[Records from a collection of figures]
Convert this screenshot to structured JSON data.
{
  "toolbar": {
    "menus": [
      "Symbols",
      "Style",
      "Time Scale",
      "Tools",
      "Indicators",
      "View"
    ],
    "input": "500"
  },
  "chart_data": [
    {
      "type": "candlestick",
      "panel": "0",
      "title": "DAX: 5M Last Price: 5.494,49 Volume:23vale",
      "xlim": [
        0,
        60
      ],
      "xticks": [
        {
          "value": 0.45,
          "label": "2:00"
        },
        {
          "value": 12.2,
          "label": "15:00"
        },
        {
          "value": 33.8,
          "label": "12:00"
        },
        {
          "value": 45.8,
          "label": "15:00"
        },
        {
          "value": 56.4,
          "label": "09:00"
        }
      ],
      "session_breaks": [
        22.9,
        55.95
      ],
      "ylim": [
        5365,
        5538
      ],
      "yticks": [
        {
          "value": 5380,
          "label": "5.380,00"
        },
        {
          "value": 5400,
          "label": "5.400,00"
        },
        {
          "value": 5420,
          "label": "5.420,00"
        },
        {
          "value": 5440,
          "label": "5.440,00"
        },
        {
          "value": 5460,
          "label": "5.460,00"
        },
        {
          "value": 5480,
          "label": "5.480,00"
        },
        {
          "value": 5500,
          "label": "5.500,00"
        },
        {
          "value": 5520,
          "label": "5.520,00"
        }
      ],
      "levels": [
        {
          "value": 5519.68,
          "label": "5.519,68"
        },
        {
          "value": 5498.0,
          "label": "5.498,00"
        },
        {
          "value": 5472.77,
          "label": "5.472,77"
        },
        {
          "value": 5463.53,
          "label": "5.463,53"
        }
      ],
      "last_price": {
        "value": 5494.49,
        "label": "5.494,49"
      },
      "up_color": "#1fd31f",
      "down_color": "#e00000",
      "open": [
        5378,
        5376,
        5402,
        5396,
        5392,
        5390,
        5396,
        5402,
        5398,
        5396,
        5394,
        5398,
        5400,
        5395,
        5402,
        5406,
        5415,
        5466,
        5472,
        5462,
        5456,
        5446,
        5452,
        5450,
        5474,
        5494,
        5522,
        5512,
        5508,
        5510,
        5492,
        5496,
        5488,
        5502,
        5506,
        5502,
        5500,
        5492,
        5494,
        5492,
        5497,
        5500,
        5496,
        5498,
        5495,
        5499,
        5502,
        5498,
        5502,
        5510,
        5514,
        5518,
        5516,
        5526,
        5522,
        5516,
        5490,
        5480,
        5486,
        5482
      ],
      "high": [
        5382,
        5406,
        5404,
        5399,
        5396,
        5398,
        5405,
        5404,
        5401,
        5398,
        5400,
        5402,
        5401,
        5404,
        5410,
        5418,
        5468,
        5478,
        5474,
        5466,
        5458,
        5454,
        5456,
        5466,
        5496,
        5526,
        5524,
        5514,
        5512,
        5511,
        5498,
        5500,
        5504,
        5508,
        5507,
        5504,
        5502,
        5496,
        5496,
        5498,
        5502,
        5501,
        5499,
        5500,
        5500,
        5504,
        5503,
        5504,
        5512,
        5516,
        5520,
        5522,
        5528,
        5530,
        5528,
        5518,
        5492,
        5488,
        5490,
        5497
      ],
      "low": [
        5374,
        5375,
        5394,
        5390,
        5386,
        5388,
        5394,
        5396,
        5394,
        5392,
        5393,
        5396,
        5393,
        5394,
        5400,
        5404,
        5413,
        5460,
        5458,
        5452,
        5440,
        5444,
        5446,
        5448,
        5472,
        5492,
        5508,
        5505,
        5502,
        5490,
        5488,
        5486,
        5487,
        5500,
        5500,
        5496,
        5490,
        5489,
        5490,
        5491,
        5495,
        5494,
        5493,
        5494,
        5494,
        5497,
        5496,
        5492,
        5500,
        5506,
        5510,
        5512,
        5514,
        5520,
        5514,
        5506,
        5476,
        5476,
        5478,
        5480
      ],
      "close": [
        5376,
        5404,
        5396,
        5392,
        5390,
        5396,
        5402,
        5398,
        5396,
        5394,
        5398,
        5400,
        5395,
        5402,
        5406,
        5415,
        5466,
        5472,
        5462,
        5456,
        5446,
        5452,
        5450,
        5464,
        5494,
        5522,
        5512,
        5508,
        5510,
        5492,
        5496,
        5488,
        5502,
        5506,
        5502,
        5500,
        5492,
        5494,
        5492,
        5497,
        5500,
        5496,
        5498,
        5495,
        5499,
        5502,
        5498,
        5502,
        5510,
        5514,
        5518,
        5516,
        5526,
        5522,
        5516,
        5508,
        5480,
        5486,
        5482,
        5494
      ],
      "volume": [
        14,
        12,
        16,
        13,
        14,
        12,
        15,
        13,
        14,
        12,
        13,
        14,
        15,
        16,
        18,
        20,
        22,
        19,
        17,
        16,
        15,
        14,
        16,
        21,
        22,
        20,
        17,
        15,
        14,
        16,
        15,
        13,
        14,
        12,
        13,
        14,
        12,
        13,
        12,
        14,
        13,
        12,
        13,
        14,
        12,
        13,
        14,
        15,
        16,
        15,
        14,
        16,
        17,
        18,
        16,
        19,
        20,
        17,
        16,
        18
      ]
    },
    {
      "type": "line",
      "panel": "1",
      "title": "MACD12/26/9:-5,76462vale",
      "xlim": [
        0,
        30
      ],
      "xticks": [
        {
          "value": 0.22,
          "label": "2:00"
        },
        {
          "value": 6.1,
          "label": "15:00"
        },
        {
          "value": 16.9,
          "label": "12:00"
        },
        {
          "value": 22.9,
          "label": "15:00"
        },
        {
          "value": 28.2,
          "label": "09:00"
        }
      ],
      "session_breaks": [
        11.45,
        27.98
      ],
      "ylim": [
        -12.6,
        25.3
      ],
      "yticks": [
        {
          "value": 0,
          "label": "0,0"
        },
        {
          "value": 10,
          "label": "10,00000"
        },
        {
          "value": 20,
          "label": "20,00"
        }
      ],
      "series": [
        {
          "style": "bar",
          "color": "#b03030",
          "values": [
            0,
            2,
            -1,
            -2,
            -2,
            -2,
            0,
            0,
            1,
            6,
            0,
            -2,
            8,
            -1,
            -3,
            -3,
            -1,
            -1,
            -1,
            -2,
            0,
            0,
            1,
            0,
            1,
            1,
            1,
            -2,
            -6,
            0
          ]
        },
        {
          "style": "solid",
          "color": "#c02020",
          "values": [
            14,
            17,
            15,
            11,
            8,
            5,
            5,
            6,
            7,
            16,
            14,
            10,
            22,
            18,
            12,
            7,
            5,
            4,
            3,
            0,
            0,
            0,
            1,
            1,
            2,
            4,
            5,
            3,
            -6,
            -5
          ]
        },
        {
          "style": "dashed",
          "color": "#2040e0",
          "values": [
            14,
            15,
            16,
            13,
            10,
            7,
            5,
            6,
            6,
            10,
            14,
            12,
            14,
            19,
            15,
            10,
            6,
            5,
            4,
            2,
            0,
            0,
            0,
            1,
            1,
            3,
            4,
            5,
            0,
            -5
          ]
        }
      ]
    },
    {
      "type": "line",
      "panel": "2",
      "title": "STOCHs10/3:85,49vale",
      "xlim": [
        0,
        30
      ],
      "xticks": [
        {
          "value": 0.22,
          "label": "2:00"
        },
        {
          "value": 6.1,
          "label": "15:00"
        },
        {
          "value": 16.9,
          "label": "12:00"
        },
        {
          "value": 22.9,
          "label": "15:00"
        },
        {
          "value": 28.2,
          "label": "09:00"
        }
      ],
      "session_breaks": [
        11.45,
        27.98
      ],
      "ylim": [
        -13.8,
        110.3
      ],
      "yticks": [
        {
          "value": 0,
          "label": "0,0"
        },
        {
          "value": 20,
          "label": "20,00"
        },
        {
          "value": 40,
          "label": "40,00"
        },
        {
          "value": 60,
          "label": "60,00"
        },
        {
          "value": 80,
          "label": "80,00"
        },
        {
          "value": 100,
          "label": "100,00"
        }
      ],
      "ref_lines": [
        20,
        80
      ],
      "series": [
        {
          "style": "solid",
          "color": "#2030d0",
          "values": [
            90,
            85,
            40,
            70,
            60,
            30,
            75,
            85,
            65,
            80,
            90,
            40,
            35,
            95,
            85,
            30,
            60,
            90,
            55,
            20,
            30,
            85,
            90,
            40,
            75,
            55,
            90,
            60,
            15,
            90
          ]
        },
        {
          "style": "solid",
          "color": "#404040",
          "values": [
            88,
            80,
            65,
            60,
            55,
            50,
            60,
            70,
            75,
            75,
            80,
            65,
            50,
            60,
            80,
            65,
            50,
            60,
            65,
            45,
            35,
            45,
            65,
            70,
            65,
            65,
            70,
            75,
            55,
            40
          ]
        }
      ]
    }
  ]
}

→ **Goal of the exercise**: Extract every line above that contains the word "title".

→ **Task answer**:
      "title": "DAX: 5M Last Price: 5.494,49 Volume:23vale",
      "title": "MACD12/26/9:-5,76462vale",
      "title": "STOCHs10/3:85,49vale",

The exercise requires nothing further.